# DATA TO PROCESS
[Begin]

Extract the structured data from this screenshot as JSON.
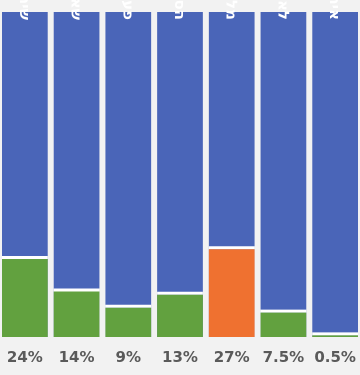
{
  "chart_data": {
    "type": "bar",
    "stacked": true,
    "normalized_to": 100,
    "categories": [
      "שירות צבאי",
      "שאינו קשור בנט\"ל",
      "פעולות איבה",
      "הסלמת המצב בטחוני",
      "מלחמות ומבצעים",
      "לא ידוע",
      "אירוע לאומי"
    ],
    "values": [
      24,
      14,
      9,
      13,
      27,
      7.5,
      0.5
    ],
    "value_labels": [
      "24%",
      "14%",
      "9%",
      "13%",
      "27%",
      "7.5%",
      "0.5%"
    ],
    "colors": {
      "background_bar": "#4a65b8",
      "share": "#62a13f",
      "highlight": "#ef7130",
      "label_text": "#5a5a5a",
      "bar_text": "#ffffff",
      "plot_background": "#f2f2f2"
    },
    "highlight_index": 4,
    "grid": false,
    "legend": "none"
  }
}
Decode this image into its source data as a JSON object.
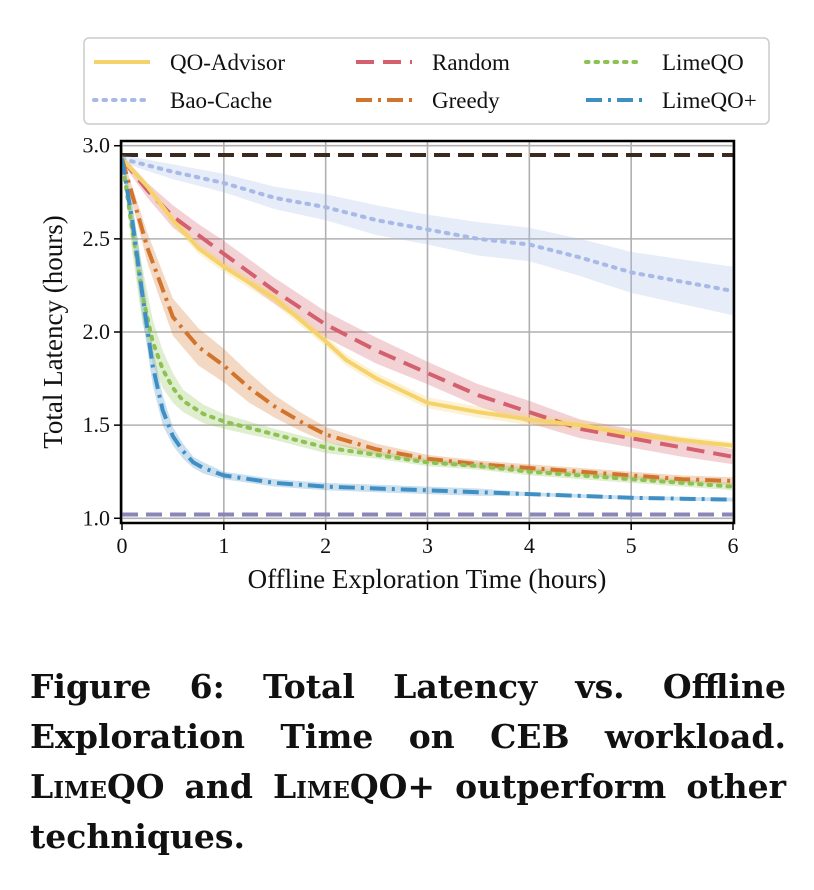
{
  "chart_data": {
    "type": "line",
    "xlabel": "Offline Exploration Time (hours)",
    "ylabel": "Total Latency (hours)",
    "xlim": [
      0,
      6
    ],
    "ylim": [
      0.98,
      3.02
    ],
    "xticks": [
      0,
      1,
      2,
      3,
      4,
      5,
      6
    ],
    "yticks": [
      1.0,
      1.5,
      2.0,
      2.5,
      3.0
    ],
    "xtick_labels": [
      "0",
      "1",
      "2",
      "3",
      "4",
      "5",
      "6"
    ],
    "ytick_labels": [
      "1.0",
      "1.5",
      "2.0",
      "2.5",
      "3.0"
    ],
    "grid": true,
    "legend_position": "top",
    "reference_lines": [
      {
        "y": 2.95,
        "color": "#3a2a20",
        "dash": "long-dash"
      },
      {
        "y": 1.02,
        "color": "#8a86b8",
        "dash": "long-dash"
      }
    ],
    "series": [
      {
        "name": "QO-Advisor",
        "color": "#f6d36a",
        "dash": "solid",
        "x": [
          0,
          0.25,
          0.5,
          0.75,
          1,
          1.5,
          2,
          2.2,
          2.5,
          3,
          3.5,
          4,
          4.5,
          5,
          5.5,
          6
        ],
        "y": [
          2.93,
          2.78,
          2.6,
          2.45,
          2.35,
          2.18,
          1.95,
          1.85,
          1.75,
          1.62,
          1.57,
          1.53,
          1.5,
          1.45,
          1.42,
          1.39
        ],
        "band": [
          0.02,
          0.02,
          0.03,
          0.03,
          0.03,
          0.03,
          0.03,
          0.03,
          0.03,
          0.03,
          0.03,
          0.03,
          0.03,
          0.02,
          0.02,
          0.02
        ]
      },
      {
        "name": "Random",
        "color": "#d45f6d",
        "dash": "dash",
        "x": [
          0,
          0.25,
          0.5,
          0.75,
          1,
          1.5,
          2,
          2.5,
          3,
          3.5,
          4,
          4.5,
          5,
          5.5,
          6
        ],
        "y": [
          2.93,
          2.76,
          2.62,
          2.52,
          2.42,
          2.22,
          2.04,
          1.9,
          1.78,
          1.66,
          1.57,
          1.48,
          1.43,
          1.38,
          1.33
        ],
        "band": [
          0.02,
          0.04,
          0.06,
          0.06,
          0.07,
          0.07,
          0.07,
          0.07,
          0.06,
          0.06,
          0.06,
          0.05,
          0.05,
          0.05,
          0.04
        ]
      },
      {
        "name": "LimeQO",
        "color": "#8dc152",
        "dash": "dot",
        "x": [
          0,
          0.1,
          0.2,
          0.3,
          0.4,
          0.5,
          0.6,
          0.8,
          1,
          1.5,
          2,
          2.5,
          3,
          3.5,
          4,
          4.5,
          5,
          5.5,
          6
        ],
        "y": [
          2.93,
          2.55,
          2.2,
          1.95,
          1.8,
          1.7,
          1.63,
          1.56,
          1.52,
          1.45,
          1.38,
          1.34,
          1.3,
          1.28,
          1.25,
          1.23,
          1.21,
          1.19,
          1.17
        ],
        "band": [
          0.02,
          0.12,
          0.15,
          0.12,
          0.1,
          0.08,
          0.06,
          0.05,
          0.04,
          0.03,
          0.03,
          0.02,
          0.02,
          0.02,
          0.02,
          0.02,
          0.02,
          0.02,
          0.02
        ]
      },
      {
        "name": "LimeQO+",
        "color": "#3f8fc4",
        "dash": "dash-dot",
        "x": [
          0,
          0.1,
          0.2,
          0.3,
          0.4,
          0.5,
          0.6,
          0.7,
          0.8,
          1,
          1.5,
          2,
          2.5,
          3,
          3.5,
          4,
          4.5,
          5,
          5.5,
          6
        ],
        "y": [
          2.93,
          2.6,
          2.2,
          1.82,
          1.58,
          1.44,
          1.36,
          1.3,
          1.27,
          1.23,
          1.19,
          1.17,
          1.16,
          1.15,
          1.14,
          1.13,
          1.12,
          1.11,
          1.105,
          1.1
        ],
        "band": [
          0.02,
          0.1,
          0.12,
          0.1,
          0.08,
          0.05,
          0.04,
          0.03,
          0.03,
          0.02,
          0.02,
          0.02,
          0.02,
          0.02,
          0.02,
          0.01,
          0.01,
          0.01,
          0.01,
          0.01
        ]
      },
      {
        "name": "Bao-Cache",
        "color": "#a7b9e6",
        "dash": "dot",
        "x": [
          0,
          0.5,
          1,
          1.5,
          2,
          2.5,
          3,
          3.5,
          4,
          4.5,
          5,
          5.5,
          6
        ],
        "y": [
          2.93,
          2.86,
          2.8,
          2.72,
          2.67,
          2.6,
          2.55,
          2.5,
          2.47,
          2.4,
          2.32,
          2.27,
          2.22
        ],
        "band": [
          0.02,
          0.04,
          0.05,
          0.06,
          0.07,
          0.08,
          0.08,
          0.09,
          0.09,
          0.1,
          0.11,
          0.12,
          0.13
        ]
      },
      {
        "name": "Greedy",
        "color": "#d3742c",
        "dash": "dash-dot",
        "x": [
          0,
          0.25,
          0.5,
          0.75,
          1,
          1.25,
          1.5,
          1.75,
          2,
          2.5,
          3,
          3.5,
          4,
          4.5,
          5,
          5.5,
          6
        ],
        "y": [
          2.93,
          2.45,
          2.08,
          1.92,
          1.82,
          1.7,
          1.6,
          1.52,
          1.45,
          1.37,
          1.32,
          1.29,
          1.27,
          1.25,
          1.23,
          1.21,
          1.2
        ],
        "band": [
          0.02,
          0.08,
          0.1,
          0.1,
          0.09,
          0.08,
          0.06,
          0.05,
          0.04,
          0.03,
          0.02,
          0.02,
          0.02,
          0.02,
          0.02,
          0.02,
          0.02
        ]
      }
    ],
    "legend_order": [
      "QO-Advisor",
      "Random",
      "LimeQO",
      "Bao-Cache",
      "Greedy",
      "LimeQO+"
    ]
  },
  "caption": {
    "prefix": "Figure 6: Total Latency vs. Offline Exploration Time on CEB workload. ",
    "name1": "LimeQO",
    "middle": " and ",
    "name2": "LimeQO+",
    "suffix": " outperform other techniques."
  }
}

[End]

# WHAT YOU HAVE TO DO
Report how many lines of the records above contain the word "LimeQO", and give only that number.

# CORRECT RESPONSE
6